### EXERCISE OBJECTIVE
Could you transcribe every record below exactly as written, leaving out any pictures?

### ENTRIES
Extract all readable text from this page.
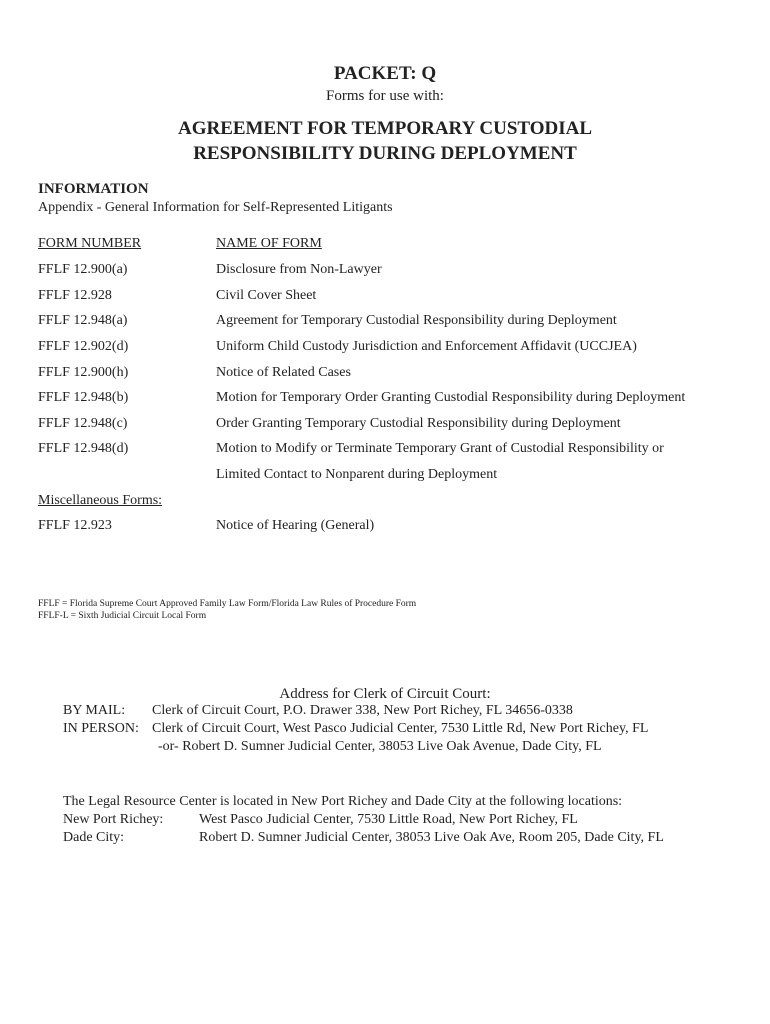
PACKET: Q
Forms for use with:
AGREEMENT FOR TEMPORARY CUSTODIAL
RESPONSIBILITY DURING DEPLOYMENT
INFORMATION
Appendix - General Information for Self-Represented Litigants
FORM NUMBER	NAME OF FORM
FFLF 12.900(a)	Disclosure from Non-Lawyer
FFLF 12.928	Civil Cover Sheet
FFLF 12.948(a)	Agreement for Temporary Custodial Responsibility during Deployment
FFLF 12.902(d)	Uniform Child Custody Jurisdiction and Enforcement Affidavit (UCCJEA)
FFLF 12.900(h)	Notice of Related Cases
FFLF 12.948(b)	Motion for Temporary Order Granting Custodial Responsibility during Deployment
FFLF 12.948(c)	Order Granting Temporary Custodial Responsibility during Deployment
FFLF 12.948(d)	Motion to Modify or Terminate Temporary Grant of Custodial Responsibility or
Limited Contact to Nonparent during Deployment
Miscellaneous Forms:
FFLF 12.923	Notice of Hearing (General)
FFLF = Florida Supreme Court Approved Family Law Form/Florida Law Rules of Procedure Form
FFLF-L = Sixth Judicial Circuit Local Form
Address for Clerk of Circuit Court:
BY MAIL: Clerk of Circuit Court, P.O. Drawer 338, New Port Richey, FL 34656-0338
IN PERSON: Clerk of Circuit Court, West Pasco Judicial Center, 7530 Little Rd, New Port Richey, FL
-or- Robert D. Sumner Judicial Center, 38053 Live Oak Avenue, Dade City, FL
The Legal Resource Center is located in New Port Richey and Dade City at the following locations:
New Port Richey:	West Pasco Judicial Center, 7530 Little Road, New Port Richey, FL
Dade City:	Robert D. Sumner Judicial Center, 38053 Live Oak Ave, Room 205, Dade City, FL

### TASK SOLUTION
Extract all readable text from this page.
PACKET: Q
Forms for use with:
AGREEMENT FOR TEMPORARY CUSTODIAL
RESPONSIBILITY DURING DEPLOYMENT
INFORMATION
Appendix - General Information for Self-Represented Litigants
FORM NUMBER	NAME OF FORM
FFLF 12.900(a)	Disclosure from Non-Lawyer
FFLF 12.928	Civil Cover Sheet
FFLF 12.948(a)	Agreement for Temporary Custodial Responsibility during Deployment
FFLF 12.902(d)	Uniform Child Custody Jurisdiction and Enforcement Affidavit (UCCJEA)
FFLF 12.900(h)	Notice of Related Cases
FFLF 12.948(b)	Motion for Temporary Order Granting Custodial Responsibility during Deployment
FFLF 12.948(c)	Order Granting Temporary Custodial Responsibility during Deployment
FFLF 12.948(d)	Motion to Modify or Terminate Temporary Grant of Custodial Responsibility or
Limited Contact to Nonparent during Deployment
Miscellaneous Forms:
FFLF 12.923	Notice of Hearing (General)
FFLF = Florida Supreme Court Approved Family Law Form/Florida Law Rules of Procedure Form
FFLF-L = Sixth Judicial Circuit Local Form
Address for Clerk of Circuit Court:
BY MAIL: Clerk of Circuit Court, P.O. Drawer 338, New Port Richey, FL 34656-0338
IN PERSON: Clerk of Circuit Court, West Pasco Judicial Center, 7530 Little Rd, New Port Richey, FL
-or- Robert D. Sumner Judicial Center, 38053 Live Oak Avenue, Dade City, FL
The Legal Resource Center is located in New Port Richey and Dade City at the following locations:
New Port Richey:	West Pasco Judicial Center, 7530 Little Road, New Port Richey, FL
Dade City:	Robert D. Sumner Judicial Center, 38053 Live Oak Ave, Room 205, Dade City, FL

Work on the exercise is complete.